▸ **Source passage**
____

Operadora Ferroviaria Sociedad del Estado (SOFSE), trading as Trenes Argentinos Operaciones, is an Argentine state-owned company created in 2008 to operate passenger services in Argentina. It is a subsidiary of Trenes Argentinos.

Since March 2015 SOFSE has run the Buenos Aires commuter rail services Mitre, San Martín, Roca and Belgrano Sur lines previously operated by private companies.

History

Background
After the Railway privatisation in Argentina at the beginning of the 1990s the railway assets that had not given in concession were taken over by Ferrocarriles Argentinos before being dissolved.

From 1996 to 2000 those assets were administered by "Ente Nacional de Administración de Bienes Ferroviarios" (ENABIEF) created through a National Decree promulgated by the Presidency of Argentina. On June 1, 2000, ENABIEF merged to Dirección Nacional de Bienes del Estado.

From then on, the "Organismo Nacional de Administración de Bienes" (ONABE) began its activities as an organisation created to manage the assets not directly affected by State activities.

Law 26.352 promulgated in 2008 re-organized the railway operations in Argentina creating two State organisations, the "Administración de Infraestructuras Ferroviarias" (ADIF) and the "Operadora Ferroviaria" (SOFSE). Decree N° 752/08 regulated the activities by the recently established company since then.

____

▸ **Data listing**
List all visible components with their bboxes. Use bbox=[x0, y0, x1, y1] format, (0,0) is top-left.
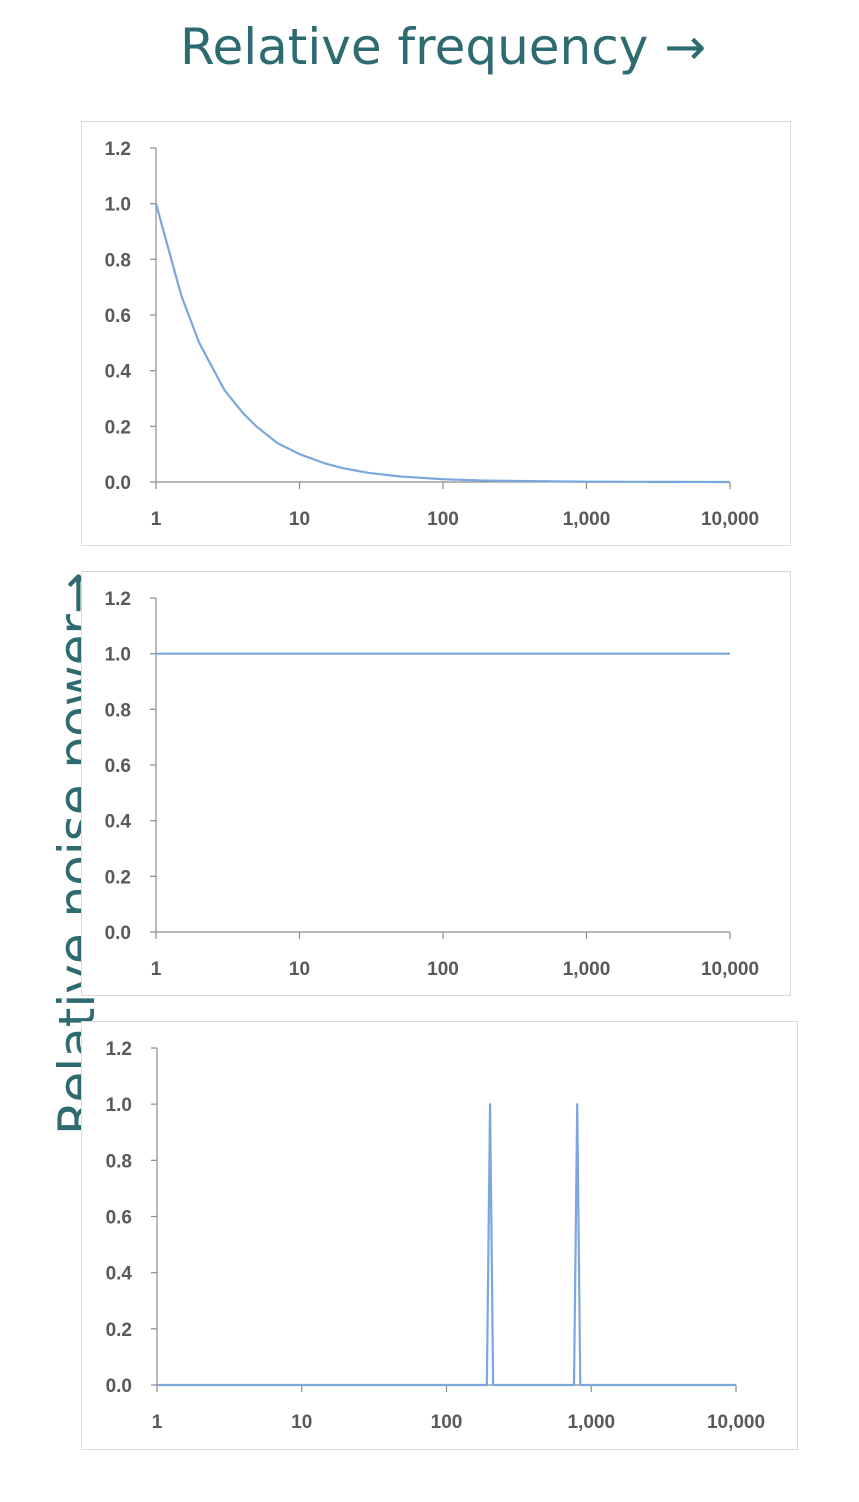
y-tick-label: 0.0 bbox=[106, 1376, 132, 1397]
y-tick-label: 0.2 bbox=[106, 1320, 132, 1341]
y-tick-label: 0.2 bbox=[105, 867, 131, 888]
chart-2-svg: 0.0 0.2 0.4 0.6 0.8 1.0 1.2 1 10 100 1,000 10,000 bbox=[105, 589, 759, 980]
series-line bbox=[154, 203, 731, 484]
x-tick-label: 10,000 bbox=[701, 509, 759, 530]
x-tick-label: 10 bbox=[289, 509, 310, 530]
y-tick-label: 1.2 bbox=[106, 1039, 132, 1060]
y-tick-label: 1.0 bbox=[105, 195, 131, 216]
chart-panel-2: 0.0 0.2 0.4 0.6 0.8 1.0 1.2 1 10 100 1,000 10,000 bbox=[81, 571, 791, 996]
x-tick-label: 10 bbox=[289, 959, 310, 980]
x-tick-label: 1 bbox=[152, 1412, 163, 1433]
y-tick-label: 0.2 bbox=[105, 417, 131, 438]
y-tick-label: 0.4 bbox=[105, 812, 132, 833]
x-tick-label: 10 bbox=[291, 1412, 312, 1433]
x-axis-title: Relative frequency → bbox=[180, 18, 707, 76]
x-tick-label: 1,000 bbox=[567, 1412, 615, 1433]
chart-panel-1: 0.0 0.2 0.4 0.6 0.8 1.0 1.2 1 10 100 1,000 10,000 bbox=[81, 121, 791, 546]
y-tick-label: 0.0 bbox=[105, 473, 131, 494]
chart-panel-3: 0.0 0.2 0.4 0.6 0.8 1.0 1.2 1 10 100 1,000 10,000 bbox=[81, 1021, 798, 1450]
x-tick-label: 1,000 bbox=[563, 959, 611, 980]
chart-3-svg: 0.0 0.2 0.4 0.6 0.8 1.0 1.2 1 10 100 1,000 10,000 bbox=[106, 1039, 765, 1433]
y-tick-label: 1.0 bbox=[105, 645, 131, 666]
y-tick-label: 0.6 bbox=[106, 1208, 132, 1229]
x-tick-label: 10,000 bbox=[701, 959, 759, 980]
x-tick-label: 1 bbox=[151, 959, 162, 980]
y-tick-label: 0.8 bbox=[106, 1151, 132, 1172]
x-tick-label: 1 bbox=[151, 509, 162, 530]
y-tick-label: 0.0 bbox=[105, 923, 131, 944]
y-tick-label: 1.2 bbox=[105, 589, 131, 610]
x-tick-label: 10,000 bbox=[707, 1412, 765, 1433]
y-tick-label: 0.4 bbox=[106, 1264, 133, 1285]
y-tick-label: 0.8 bbox=[105, 700, 131, 721]
y-tick-label: 0.6 bbox=[105, 306, 131, 327]
y-tick-label: 0.4 bbox=[105, 362, 132, 383]
y-tick-label: 1.0 bbox=[106, 1095, 132, 1116]
y-tick-label: 0.8 bbox=[105, 250, 131, 271]
x-tick-label: 100 bbox=[427, 509, 459, 530]
x-tick-label: 100 bbox=[427, 959, 459, 980]
x-tick-label: 100 bbox=[431, 1412, 463, 1433]
series-line bbox=[157, 1103, 736, 1387]
chart-1-svg: 0.0 0.2 0.4 0.6 0.8 1.0 1.2 1 10 100 1,000 10,000 bbox=[105, 139, 759, 530]
x-tick-label: 1,000 bbox=[563, 509, 611, 530]
y-tick-label: 0.6 bbox=[105, 756, 131, 777]
y-tick-label: 1.2 bbox=[105, 139, 131, 160]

____

▸ **Exercise set**
A. Which law re-organized Argentina's railway operations and created ADIF and SOFSE, according to the SOFSE passage?
B. Write out the SOFSE passage between "Law 26.352 promulgated" and "company since then.", inclusive.
The rows above are separate from the SOFSE passage.

▸ **Task answers**
A. Law 26.352, promulgated in 2008.

B.
Law 26.352 promulgated in 2008 re-organized the railway operations in Argentina creating two State organisations, the "Administración de Infraestructuras Ferroviarias" (ADIF) and the "Operadora Ferroviaria" (SOFSE). Decree N° 752/08 regulated the activities by the recently established company since then.